-- begin Exercise inputs --
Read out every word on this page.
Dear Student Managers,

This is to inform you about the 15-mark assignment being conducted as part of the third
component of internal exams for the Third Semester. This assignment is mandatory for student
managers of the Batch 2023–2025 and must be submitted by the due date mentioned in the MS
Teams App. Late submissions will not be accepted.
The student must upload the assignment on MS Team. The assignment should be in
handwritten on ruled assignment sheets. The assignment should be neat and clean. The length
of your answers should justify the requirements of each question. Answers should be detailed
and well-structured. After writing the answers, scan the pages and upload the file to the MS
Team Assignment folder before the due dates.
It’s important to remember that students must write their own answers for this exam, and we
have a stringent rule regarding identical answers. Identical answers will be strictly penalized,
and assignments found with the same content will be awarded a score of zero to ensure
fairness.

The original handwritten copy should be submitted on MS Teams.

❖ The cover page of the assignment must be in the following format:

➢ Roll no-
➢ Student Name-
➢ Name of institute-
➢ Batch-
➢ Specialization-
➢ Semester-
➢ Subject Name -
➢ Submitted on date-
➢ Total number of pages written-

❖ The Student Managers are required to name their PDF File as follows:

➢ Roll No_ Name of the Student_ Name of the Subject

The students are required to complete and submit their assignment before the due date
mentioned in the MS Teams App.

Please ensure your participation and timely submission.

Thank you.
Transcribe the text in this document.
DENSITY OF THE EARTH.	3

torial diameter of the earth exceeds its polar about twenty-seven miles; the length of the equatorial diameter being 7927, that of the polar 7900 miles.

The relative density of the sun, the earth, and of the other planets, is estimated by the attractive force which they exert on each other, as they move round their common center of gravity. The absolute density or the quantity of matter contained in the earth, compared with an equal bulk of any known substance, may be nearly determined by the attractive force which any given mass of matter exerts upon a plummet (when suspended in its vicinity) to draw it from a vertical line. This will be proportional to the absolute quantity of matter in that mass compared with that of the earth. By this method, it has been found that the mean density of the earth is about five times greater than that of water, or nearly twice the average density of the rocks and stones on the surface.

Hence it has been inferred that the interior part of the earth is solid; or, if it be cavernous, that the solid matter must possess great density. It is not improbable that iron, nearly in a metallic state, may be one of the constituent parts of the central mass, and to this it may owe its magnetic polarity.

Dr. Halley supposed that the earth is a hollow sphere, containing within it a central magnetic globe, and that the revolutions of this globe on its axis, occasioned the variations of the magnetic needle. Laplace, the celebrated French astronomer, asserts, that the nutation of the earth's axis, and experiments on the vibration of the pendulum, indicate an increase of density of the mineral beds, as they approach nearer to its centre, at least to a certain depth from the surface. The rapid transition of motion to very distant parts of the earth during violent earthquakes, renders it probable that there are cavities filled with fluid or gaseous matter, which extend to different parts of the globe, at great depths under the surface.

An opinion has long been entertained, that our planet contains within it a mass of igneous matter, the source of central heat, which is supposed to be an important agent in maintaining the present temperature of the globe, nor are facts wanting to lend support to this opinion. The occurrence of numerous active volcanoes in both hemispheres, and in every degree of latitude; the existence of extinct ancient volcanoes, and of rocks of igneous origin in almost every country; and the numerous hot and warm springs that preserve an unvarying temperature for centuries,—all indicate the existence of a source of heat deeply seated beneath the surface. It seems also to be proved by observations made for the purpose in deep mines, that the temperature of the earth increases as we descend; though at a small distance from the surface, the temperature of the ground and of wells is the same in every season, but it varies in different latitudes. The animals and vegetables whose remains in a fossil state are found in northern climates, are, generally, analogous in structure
-- end Exercise inputs --
● Exercise
Reproduce the entries above exactly.

● Written response
Read out every word on this page.
Dear Student Managers,

This is to inform you about the 15-mark assignment being conducted as part of the third
component of internal exams for the Third Semester. This assignment is mandatory for student
managers of the Batch 2023–2025 and must be submitted by the due date mentioned in the MS
Teams App. Late submissions will not be accepted.
The student must upload the assignment on MS Team. The assignment should be in
handwritten on ruled assignment sheets. The assignment should be neat and clean. The length
of your answers should justify the requirements of each question. Answers should be detailed
and well-structured. After writing the answers, scan the pages and upload the file to the MS
Team Assignment folder before the due dates.
It’s important to remember that students must write their own answers for this exam, and we
have a stringent rule regarding identical answers. Identical answers will be strictly penalized,
and assignments found with the same content will be awarded a score of zero to ensure
fairness.

The original handwritten copy should be submitted on MS Teams.

❖ The cover page of the assignment must be in the following format:

➢ Roll no-
➢ Student Name-
➢ Name of institute-
➢ Batch-
➢ Specialization-
➢ Semester-
➢ Subject Name -
➢ Submitted on date-
➢ Total number of pages written-

❖ The Student Managers are required to name their PDF File as follows:

➢ Roll No_ Name of the Student_ Name of the Subject

The students are required to complete and submit their assignment before the due date
mentioned in the MS Teams App.

Please ensure your participation and timely submission.

Thank you.
Transcribe the text in this document.
DENSITY OF THE EARTH.	3

torial diameter of the earth exceeds its polar about twenty-seven miles; the length of the equatorial diameter being 7927, that of the polar 7900 miles.

The relative density of the sun, the earth, and of the other planets, is estimated by the attractive force which they exert on each other, as they move round their common center of gravity. The absolute density or the quantity of matter contained in the earth, compared with an equal bulk of any known substance, may be nearly determined by the attractive force which any given mass of matter exerts upon a plummet (when suspended in its vicinity) to draw it from a vertical line. This will be proportional to the absolute quantity of matter in that mass compared with that of the earth. By this method, it has been found that the mean density of the earth is about five times greater than that of water, or nearly twice the average density of the rocks and stones on the surface.

Hence it has been inferred that the interior part of the earth is solid; or, if it be cavernous, that the solid matter must possess great density. It is not improbable that iron, nearly in a metallic state, may be one of the constituent parts of the central mass, and to this it may owe its magnetic polarity.

Dr. Halley supposed that the earth is a hollow sphere, containing within it a central magnetic globe, and that the revolutions of this globe on its axis, occasioned the variations of the magnetic needle. Laplace, the celebrated French astronomer, asserts, that the nutation of the earth's axis, and experiments on the vibration of the pendulum, indicate an increase of density of the mineral beds, as they approach nearer to its centre, at least to a certain depth from the surface. The rapid transition of motion to very distant parts of the earth during violent earthquakes, renders it probable that there are cavities filled with fluid or gaseous matter, which extend to different parts of the globe, at great depths under the surface.

An opinion has long been entertained, that our planet contains within it a mass of igneous matter, the source of central heat, which is supposed to be an important agent in maintaining the present temperature of the globe, nor are facts wanting to lend support to this opinion. The occurrence of numerous active volcanoes in both hemispheres, and in every degree of latitude; the existence of extinct ancient volcanoes, and of rocks of igneous origin in almost every country; and the numerous hot and warm springs that preserve an unvarying temperature for centuries,—all indicate the existence of a source of heat deeply seated beneath the surface. It seems also to be proved by observations made for the purpose in deep mines, that the temperature of the earth increases as we descend; though at a small distance from the surface, the temperature of the ground and of wells is the same in every season, but it varies in different latitudes. The animals and vegetables whose remains in a fossil state are found in northern climates, are, generally, analogous in structure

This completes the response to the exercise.